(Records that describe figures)
╔══

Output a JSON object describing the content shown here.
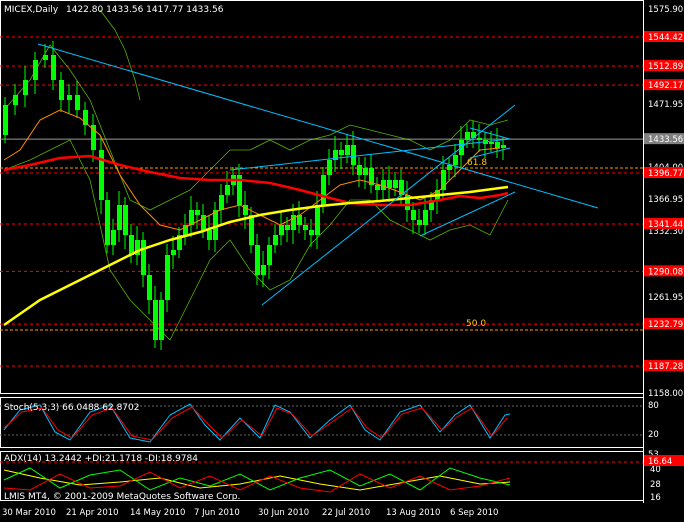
{
  "header": {
    "symbol": "MICEX,Daily",
    "ohlc": "1422.80 1433.56 1417.77 1433.56"
  },
  "price_axis": {
    "labels": [
      "1575.90",
      "1471.95",
      "1404.00",
      "1366.95",
      "1332.30",
      "1261.95",
      "1158.00"
    ],
    "marked_levels": [
      {
        "label": "1544.42",
        "color": "#ff0000"
      },
      {
        "label": "1512.89",
        "color": "#ff0000"
      },
      {
        "label": "1492.17",
        "color": "#ff0000"
      },
      {
        "label": "1433.56",
        "color": "#808080"
      },
      {
        "label": "1396.77",
        "color": "#ff0000"
      },
      {
        "label": "1341.44",
        "color": "#ff0000"
      },
      {
        "label": "1290.08",
        "color": "#ff0000"
      },
      {
        "label": "1232.79",
        "color": "#ff0000"
      },
      {
        "label": "1187.28",
        "color": "#ff0000"
      }
    ]
  },
  "fib_labels": {
    "fib_618": "61.8",
    "fib_50": "50.0"
  },
  "stoch": {
    "title": "Stoch(5,3,3) 66.0488 62.8702",
    "axis": [
      "80",
      "20"
    ]
  },
  "adx": {
    "title": "ADX(14) 13.2442 +DI:21.1718 -DI:18.9784",
    "axis": [
      "53",
      "40",
      "28",
      "16"
    ],
    "level_label": "16.64",
    "copyright": "LMIS MT4, © 2001-2009 MetaQuotes Software Corp."
  },
  "date_axis": [
    "30 Mar 2010",
    "21 Apr 2010",
    "14 May 2010",
    "7 Jun 2010",
    "30 Jun 2010",
    "22 Jul 2010",
    "13 Aug 2010",
    "6 Sep 2010"
  ],
  "colors": {
    "background": "#000000",
    "candles": "#00ff00",
    "hlines": "#ff0000",
    "fib": "#ff9900",
    "trendlines": "#00bfff",
    "ma_long": "#ff0000",
    "ma_200": "#ffff00",
    "bands": "#7cfc00",
    "stoch_main": "#00bfff",
    "stoch_signal": "#ff0000",
    "adx_line": "#ffff00",
    "plus_di": "#00ff00",
    "minus_di": "#ff0000"
  }
}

╚══

◆ Work to do: Give solely the number of lines in the data that contain the string "title".

◆ Written solution: 2